## Exercise goal
Return the full material exactly.

━━ Supplied entries ━━

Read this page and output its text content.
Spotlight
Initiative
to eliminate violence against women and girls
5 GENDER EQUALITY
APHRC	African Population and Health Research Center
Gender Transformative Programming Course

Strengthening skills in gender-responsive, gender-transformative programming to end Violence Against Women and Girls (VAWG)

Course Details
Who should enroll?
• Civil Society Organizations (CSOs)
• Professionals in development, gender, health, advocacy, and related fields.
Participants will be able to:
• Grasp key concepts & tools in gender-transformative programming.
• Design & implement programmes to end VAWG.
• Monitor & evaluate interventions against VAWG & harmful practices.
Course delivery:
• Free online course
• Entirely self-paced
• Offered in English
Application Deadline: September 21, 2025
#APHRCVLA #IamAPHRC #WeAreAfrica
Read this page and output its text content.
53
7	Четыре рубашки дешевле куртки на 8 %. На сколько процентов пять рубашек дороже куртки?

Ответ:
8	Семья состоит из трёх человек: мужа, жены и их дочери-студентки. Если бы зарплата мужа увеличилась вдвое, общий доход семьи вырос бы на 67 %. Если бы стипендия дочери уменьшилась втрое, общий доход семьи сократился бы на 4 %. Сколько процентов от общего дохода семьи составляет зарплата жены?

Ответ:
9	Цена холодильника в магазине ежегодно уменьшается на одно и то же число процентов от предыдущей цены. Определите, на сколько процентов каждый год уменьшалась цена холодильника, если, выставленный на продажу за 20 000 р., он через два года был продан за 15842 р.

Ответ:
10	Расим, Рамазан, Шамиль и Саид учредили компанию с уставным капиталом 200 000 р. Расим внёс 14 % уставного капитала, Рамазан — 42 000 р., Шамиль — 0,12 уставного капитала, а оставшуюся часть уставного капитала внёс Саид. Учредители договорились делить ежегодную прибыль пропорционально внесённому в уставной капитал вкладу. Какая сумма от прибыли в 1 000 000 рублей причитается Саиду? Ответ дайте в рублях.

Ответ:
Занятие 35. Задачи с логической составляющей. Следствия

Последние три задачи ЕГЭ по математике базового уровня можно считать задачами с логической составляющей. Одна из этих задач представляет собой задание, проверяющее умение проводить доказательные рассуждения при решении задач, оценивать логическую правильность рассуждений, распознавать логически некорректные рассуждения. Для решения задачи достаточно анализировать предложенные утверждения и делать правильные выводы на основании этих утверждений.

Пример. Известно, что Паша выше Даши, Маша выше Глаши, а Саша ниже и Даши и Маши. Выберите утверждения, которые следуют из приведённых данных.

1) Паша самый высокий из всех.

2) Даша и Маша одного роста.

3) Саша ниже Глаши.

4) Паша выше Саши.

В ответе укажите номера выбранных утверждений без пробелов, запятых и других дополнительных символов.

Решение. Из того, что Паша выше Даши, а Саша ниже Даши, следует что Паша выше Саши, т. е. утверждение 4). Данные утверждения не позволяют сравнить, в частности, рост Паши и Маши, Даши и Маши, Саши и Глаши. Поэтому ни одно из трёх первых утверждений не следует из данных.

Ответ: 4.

━━━

## Problem solution
Read this page and output its text content.
Spotlight
Initiative
to eliminate violence against women and girls
5 GENDER EQUALITY
APHRC	African Population and Health Research Center
Gender Transformative Programming Course

Strengthening skills in gender-responsive, gender-transformative programming to end Violence Against Women and Girls (VAWG)

Course Details
Who should enroll?
• Civil Society Organizations (CSOs)
• Professionals in development, gender, health, advocacy, and related fields.
Participants will be able to:
• Grasp key concepts & tools in gender-transformative programming.
• Design & implement programmes to end VAWG.
• Monitor & evaluate interventions against VAWG & harmful practices.
Course delivery:
• Free online course
• Entirely self-paced
• Offered in English
Application Deadline: September 21, 2025
#APHRCVLA #IamAPHRC #WeAreAfrica
Read this page and output its text content.
53
7	Четыре рубашки дешевле куртки на 8 %. На сколько процентов пять рубашек дороже куртки?

Ответ:
8	Семья состоит из трёх человек: мужа, жены и их дочери-студентки. Если бы зарплата мужа увеличилась вдвое, общий доход семьи вырос бы на 67 %. Если бы стипендия дочери уменьшилась втрое, общий доход семьи сократился бы на 4 %. Сколько процентов от общего дохода семьи составляет зарплата жены?

Ответ:
9	Цена холодильника в магазине ежегодно уменьшается на одно и то же число процентов от предыдущей цены. Определите, на сколько процентов каждый год уменьшалась цена холодильника, если, выставленный на продажу за 20 000 р., он через два года был продан за 15842 р.

Ответ:
10	Расим, Рамазан, Шамиль и Саид учредили компанию с уставным капиталом 200 000 р. Расим внёс 14 % уставного капитала, Рамазан — 42 000 р., Шамиль — 0,12 уставного капитала, а оставшуюся часть уставного капитала внёс Саид. Учредители договорились делить ежегодную прибыль пропорционально внесённому в уставной капитал вкладу. Какая сумма от прибыли в 1 000 000 рублей причитается Саиду? Ответ дайте в рублях.

Ответ:
Занятие 35. Задачи с логической составляющей. Следствия

Последние три задачи ЕГЭ по математике базового уровня можно считать задачами с логической составляющей. Одна из этих задач представляет собой задание, проверяющее умение проводить доказательные рассуждения при решении задач, оценивать логическую правильность рассуждений, распознавать логически некорректные рассуждения. Для решения задачи достаточно анализировать предложенные утверждения и делать правильные выводы на основании этих утверждений.

Пример. Известно, что Паша выше Даши, Маша выше Глаши, а Саша ниже и Даши и Маши. Выберите утверждения, которые следуют из приведённых данных.

1) Паша самый высокий из всех.

2) Даша и Маша одного роста.

3) Саша ниже Глаши.

4) Паша выше Саши.

В ответе укажите номера выбранных утверждений без пробелов, запятых и других дополнительных символов.

Решение. Из того, что Паша выше Даши, а Саша ниже Даши, следует что Паша выше Саши, т. е. утверждение 4). Данные утверждения не позволяют сравнить, в частности, рост Паши и Маши, Даши и Маши, Саши и Глаши. Поэтому ни одно из трёх первых утверждений не следует из данных.

Ответ: 4.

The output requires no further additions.